» **Exercise brief**
Extract all lines in the data that contain the word "czym".

» **Exercise materials**
▬▬▬▬▬▬▬▬▬▬
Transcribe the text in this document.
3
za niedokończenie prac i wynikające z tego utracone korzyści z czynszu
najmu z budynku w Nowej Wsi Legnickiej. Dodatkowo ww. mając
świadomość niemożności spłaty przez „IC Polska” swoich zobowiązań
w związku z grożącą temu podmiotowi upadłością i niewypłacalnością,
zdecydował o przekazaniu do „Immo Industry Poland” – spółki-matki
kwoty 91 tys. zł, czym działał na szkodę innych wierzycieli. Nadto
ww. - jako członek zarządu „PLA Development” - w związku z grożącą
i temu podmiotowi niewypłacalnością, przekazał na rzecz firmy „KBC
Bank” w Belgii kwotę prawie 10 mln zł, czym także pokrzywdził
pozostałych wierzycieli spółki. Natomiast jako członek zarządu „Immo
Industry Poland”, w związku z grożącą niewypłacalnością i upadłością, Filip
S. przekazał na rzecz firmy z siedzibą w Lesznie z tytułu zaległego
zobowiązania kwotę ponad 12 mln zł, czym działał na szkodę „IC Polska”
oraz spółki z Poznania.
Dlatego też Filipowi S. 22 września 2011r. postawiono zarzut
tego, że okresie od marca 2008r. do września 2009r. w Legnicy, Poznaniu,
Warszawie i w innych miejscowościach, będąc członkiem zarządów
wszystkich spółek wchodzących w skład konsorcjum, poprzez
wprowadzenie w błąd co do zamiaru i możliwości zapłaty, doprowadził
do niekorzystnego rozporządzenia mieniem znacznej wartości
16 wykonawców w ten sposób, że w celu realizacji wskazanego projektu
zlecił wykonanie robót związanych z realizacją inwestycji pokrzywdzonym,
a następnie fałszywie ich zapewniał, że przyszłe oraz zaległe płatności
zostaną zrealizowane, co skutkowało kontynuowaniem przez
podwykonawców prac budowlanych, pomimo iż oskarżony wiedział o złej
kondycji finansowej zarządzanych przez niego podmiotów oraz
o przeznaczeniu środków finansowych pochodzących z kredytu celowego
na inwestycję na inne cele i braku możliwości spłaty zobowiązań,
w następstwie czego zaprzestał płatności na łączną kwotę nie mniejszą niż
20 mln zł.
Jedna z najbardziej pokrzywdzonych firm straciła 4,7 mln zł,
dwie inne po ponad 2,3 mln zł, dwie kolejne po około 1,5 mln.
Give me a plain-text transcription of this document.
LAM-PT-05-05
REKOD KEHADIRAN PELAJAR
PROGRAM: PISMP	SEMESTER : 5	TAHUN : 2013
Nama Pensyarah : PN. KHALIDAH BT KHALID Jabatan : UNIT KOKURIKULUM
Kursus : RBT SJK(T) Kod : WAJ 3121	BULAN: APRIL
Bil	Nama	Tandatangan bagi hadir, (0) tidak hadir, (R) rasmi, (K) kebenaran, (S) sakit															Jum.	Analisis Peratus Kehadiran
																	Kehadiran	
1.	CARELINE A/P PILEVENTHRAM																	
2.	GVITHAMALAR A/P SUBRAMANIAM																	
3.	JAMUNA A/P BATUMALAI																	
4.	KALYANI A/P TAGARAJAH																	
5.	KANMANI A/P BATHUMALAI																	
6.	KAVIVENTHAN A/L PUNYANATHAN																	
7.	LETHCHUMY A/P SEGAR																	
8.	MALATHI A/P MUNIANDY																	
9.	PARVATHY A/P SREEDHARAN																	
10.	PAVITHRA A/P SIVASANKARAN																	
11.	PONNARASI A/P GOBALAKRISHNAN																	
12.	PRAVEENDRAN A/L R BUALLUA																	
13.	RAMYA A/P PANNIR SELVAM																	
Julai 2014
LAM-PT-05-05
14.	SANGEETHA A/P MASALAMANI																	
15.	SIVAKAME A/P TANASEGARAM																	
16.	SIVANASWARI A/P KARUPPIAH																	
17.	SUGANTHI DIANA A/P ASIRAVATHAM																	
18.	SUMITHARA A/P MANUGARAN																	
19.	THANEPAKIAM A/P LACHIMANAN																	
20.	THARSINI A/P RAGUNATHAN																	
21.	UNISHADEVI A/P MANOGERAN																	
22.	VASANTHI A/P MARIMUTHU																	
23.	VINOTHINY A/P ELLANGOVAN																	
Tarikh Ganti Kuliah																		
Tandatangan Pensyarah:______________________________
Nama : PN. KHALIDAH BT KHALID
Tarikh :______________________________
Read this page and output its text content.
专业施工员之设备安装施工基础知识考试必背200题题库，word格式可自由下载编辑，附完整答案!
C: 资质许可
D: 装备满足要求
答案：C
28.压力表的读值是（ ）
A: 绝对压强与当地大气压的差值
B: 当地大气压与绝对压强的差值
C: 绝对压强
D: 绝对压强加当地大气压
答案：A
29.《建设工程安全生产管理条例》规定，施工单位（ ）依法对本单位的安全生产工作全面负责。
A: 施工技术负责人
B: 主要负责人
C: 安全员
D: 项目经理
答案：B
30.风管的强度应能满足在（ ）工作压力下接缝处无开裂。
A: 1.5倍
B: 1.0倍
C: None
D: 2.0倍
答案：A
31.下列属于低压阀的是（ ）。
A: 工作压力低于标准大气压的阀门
▬▬▬▬▬▬▬▬▬▬
» **Problem solution**
kwoty 91 tys. zł, czym działał na szkodę innych wierzycieli. Nadto
Bank” w Belgii kwotę prawie 10 mln zł, czym także pokrzywdził
zobowiązania kwotę ponad 12 mln zł, czym działał na szkodę „IC Polska”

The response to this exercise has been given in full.